* [Exercise description] Find the string "Азовсталі" in the records. Copy every line it appears in.

* [Exercise data]
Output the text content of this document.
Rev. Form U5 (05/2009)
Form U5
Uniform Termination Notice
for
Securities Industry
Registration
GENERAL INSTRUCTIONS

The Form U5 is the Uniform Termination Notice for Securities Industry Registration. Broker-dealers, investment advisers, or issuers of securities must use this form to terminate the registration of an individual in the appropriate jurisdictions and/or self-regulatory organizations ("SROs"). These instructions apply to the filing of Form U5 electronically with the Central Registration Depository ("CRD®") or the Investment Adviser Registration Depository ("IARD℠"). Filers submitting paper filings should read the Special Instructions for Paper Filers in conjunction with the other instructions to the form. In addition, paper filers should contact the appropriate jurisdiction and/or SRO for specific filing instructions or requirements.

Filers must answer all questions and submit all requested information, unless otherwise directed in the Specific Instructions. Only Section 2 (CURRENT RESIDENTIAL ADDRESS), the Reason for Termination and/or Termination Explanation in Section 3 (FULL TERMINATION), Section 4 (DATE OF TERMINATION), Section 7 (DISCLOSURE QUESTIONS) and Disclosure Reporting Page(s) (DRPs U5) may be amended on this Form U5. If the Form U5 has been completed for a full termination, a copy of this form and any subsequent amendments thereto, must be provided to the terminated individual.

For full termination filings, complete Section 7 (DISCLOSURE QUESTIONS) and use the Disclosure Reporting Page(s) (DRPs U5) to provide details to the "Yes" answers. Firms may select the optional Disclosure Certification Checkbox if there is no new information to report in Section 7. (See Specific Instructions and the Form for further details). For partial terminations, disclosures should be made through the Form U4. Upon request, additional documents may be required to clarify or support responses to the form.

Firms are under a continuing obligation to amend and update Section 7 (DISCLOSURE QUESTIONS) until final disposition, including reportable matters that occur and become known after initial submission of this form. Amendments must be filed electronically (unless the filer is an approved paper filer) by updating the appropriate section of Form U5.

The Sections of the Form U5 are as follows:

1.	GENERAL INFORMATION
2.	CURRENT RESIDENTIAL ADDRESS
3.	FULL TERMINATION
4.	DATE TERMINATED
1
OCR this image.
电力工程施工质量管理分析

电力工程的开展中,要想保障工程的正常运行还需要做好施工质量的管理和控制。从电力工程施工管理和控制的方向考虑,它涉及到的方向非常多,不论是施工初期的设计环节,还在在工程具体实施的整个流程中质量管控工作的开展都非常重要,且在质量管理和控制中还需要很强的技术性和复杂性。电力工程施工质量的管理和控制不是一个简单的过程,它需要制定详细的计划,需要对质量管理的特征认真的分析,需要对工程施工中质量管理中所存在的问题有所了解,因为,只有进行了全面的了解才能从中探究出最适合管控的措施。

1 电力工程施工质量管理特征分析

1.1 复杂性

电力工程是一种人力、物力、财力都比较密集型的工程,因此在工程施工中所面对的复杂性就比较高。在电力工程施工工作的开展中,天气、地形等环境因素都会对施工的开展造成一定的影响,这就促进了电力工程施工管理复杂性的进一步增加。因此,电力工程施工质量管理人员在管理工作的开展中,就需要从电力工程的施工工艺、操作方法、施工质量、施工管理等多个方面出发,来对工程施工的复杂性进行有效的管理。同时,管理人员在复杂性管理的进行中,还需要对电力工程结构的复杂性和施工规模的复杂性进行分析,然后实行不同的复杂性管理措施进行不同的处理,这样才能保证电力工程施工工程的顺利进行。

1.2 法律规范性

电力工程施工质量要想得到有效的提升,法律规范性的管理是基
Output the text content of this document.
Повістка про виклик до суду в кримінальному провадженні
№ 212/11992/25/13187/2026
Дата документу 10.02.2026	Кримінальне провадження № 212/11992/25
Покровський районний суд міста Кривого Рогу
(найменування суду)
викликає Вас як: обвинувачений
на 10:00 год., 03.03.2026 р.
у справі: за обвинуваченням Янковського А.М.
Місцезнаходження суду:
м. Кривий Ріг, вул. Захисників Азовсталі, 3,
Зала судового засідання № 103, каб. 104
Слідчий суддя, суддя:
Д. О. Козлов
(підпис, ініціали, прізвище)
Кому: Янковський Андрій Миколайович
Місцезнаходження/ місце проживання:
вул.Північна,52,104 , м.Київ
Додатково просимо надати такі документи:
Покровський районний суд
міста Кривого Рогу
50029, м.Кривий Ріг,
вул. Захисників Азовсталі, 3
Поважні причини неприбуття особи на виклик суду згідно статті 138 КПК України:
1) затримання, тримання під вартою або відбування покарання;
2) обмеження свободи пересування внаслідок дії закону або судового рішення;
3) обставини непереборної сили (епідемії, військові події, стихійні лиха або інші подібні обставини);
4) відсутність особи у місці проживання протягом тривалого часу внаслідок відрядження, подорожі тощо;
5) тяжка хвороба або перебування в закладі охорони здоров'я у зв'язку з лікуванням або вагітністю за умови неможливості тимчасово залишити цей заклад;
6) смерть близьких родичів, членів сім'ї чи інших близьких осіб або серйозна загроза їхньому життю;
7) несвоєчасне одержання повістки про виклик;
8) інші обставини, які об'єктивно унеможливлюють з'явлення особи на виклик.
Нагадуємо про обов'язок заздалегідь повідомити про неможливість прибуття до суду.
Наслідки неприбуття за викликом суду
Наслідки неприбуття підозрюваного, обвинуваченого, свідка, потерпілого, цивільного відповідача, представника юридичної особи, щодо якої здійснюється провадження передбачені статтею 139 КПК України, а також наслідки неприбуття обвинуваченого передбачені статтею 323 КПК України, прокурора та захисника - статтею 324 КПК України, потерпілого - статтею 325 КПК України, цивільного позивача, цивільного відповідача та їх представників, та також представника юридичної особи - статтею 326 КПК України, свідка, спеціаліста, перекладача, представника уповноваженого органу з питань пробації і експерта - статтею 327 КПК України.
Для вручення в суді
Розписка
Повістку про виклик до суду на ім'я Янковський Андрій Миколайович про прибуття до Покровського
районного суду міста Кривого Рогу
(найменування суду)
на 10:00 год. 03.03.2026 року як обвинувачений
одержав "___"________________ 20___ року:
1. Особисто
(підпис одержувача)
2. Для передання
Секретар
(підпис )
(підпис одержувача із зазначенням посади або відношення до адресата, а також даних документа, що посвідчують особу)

* [Exercise answer]
м. Кривий Ріг, вул. Захисників Азовсталі, 3,
вул. Захисників Азовсталі, 3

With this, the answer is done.